TASK → Report how many lines hold the word "SOCIAL"; give nothing but the number.

>> START LISTED RECORDS

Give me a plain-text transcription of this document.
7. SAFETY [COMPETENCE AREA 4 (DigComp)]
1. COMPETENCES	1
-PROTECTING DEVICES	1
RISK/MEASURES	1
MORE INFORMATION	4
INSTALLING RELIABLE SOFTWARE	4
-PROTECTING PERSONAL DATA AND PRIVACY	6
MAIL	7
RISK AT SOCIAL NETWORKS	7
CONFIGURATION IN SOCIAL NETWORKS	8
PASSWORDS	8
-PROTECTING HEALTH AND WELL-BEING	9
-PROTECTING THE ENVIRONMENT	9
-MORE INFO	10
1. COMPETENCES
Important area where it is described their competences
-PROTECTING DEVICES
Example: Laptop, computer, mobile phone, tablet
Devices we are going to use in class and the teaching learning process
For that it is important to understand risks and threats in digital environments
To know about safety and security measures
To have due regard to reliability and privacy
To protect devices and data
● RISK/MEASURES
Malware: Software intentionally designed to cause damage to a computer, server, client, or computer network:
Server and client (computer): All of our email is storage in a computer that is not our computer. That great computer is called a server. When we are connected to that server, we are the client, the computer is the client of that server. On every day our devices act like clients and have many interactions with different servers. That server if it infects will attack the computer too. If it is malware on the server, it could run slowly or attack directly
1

>> END LISTED RECORDS

ANSWER TO THIS TASK → 2